THE REQUEST:
Write out the whole of the material exactly.
++++ RECORDS TO USE
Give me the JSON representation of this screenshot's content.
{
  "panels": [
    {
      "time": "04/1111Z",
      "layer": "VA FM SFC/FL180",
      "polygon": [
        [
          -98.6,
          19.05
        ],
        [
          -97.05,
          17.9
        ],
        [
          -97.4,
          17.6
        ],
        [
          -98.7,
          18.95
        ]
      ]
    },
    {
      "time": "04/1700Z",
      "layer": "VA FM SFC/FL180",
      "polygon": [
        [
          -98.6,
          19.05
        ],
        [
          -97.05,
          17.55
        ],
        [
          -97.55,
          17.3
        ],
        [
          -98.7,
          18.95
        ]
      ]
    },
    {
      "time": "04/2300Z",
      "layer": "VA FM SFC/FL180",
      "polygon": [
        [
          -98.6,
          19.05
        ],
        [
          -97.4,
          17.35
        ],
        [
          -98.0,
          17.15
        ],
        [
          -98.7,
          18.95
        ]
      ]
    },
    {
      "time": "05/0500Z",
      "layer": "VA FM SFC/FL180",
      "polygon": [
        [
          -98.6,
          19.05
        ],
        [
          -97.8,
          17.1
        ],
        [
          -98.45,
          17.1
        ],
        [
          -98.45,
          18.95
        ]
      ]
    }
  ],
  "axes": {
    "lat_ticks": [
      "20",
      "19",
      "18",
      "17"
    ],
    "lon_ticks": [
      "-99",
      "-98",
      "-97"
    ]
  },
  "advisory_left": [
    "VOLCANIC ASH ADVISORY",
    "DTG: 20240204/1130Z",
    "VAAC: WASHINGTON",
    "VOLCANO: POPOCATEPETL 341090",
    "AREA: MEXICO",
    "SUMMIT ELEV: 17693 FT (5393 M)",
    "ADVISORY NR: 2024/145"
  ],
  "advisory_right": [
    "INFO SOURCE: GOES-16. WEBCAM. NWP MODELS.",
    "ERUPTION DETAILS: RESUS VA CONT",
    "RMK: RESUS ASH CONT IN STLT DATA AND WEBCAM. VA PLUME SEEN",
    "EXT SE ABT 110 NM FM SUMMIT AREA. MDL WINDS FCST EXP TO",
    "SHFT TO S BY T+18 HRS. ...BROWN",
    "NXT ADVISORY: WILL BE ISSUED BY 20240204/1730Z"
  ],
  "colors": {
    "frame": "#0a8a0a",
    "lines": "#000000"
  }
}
++++++++
SOLVED EXERCISE:
Give me the JSON representation of this screenshot's content.
{
  "panels": [
    {
      "time": "04/1111Z",
      "layer": "VA FM SFC/FL180",
      "polygon": [
        [
          -98.6,
          19.05
        ],
        [
          -97.05,
          17.9
        ],
        [
          -97.4,
          17.6
        ],
        [
          -98.7,
          18.95
        ]
      ]
    },
    {
      "time": "04/1700Z",
      "layer": "VA FM SFC/FL180",
      "polygon": [
        [
          -98.6,
          19.05
        ],
        [
          -97.05,
          17.55
        ],
        [
          -97.55,
          17.3
        ],
        [
          -98.7,
          18.95
        ]
      ]
    },
    {
      "time": "04/2300Z",
      "layer": "VA FM SFC/FL180",
      "polygon": [
        [
          -98.6,
          19.05
        ],
        [
          -97.4,
          17.35
        ],
        [
          -98.0,
          17.15
        ],
        [
          -98.7,
          18.95
        ]
      ]
    },
    {
      "time": "05/0500Z",
      "layer": "VA FM SFC/FL180",
      "polygon": [
        [
          -98.6,
          19.05
        ],
        [
          -97.8,
          17.1
        ],
        [
          -98.45,
          17.1
        ],
        [
          -98.45,
          18.95
        ]
      ]
    }
  ],
  "axes": {
    "lat_ticks": [
      "20",
      "19",
      "18",
      "17"
    ],
    "lon_ticks": [
      "-99",
      "-98",
      "-97"
    ]
  },
  "advisory_left": [
    "VOLCANIC ASH ADVISORY",
    "DTG: 20240204/1130Z",
    "VAAC: WASHINGTON",
    "VOLCANO: POPOCATEPETL 341090",
    "AREA: MEXICO",
    "SUMMIT ELEV: 17693 FT (5393 M)",
    "ADVISORY NR: 2024/145"
  ],
  "advisory_right": [
    "INFO SOURCE: GOES-16. WEBCAM. NWP MODELS.",
    "ERUPTION DETAILS: RESUS VA CONT",
    "RMK: RESUS ASH CONT IN STLT DATA AND WEBCAM. VA PLUME SEEN",
    "EXT SE ABT 110 NM FM SUMMIT AREA. MDL WINDS FCST EXP TO",
    "SHFT TO S BY T+18 HRS. ...BROWN",
    "NXT ADVISORY: WILL BE ISSUED BY 20240204/1730Z"
  ],
  "colors": {
    "frame": "#0a8a0a",
    "lines": "#000000"
  }
}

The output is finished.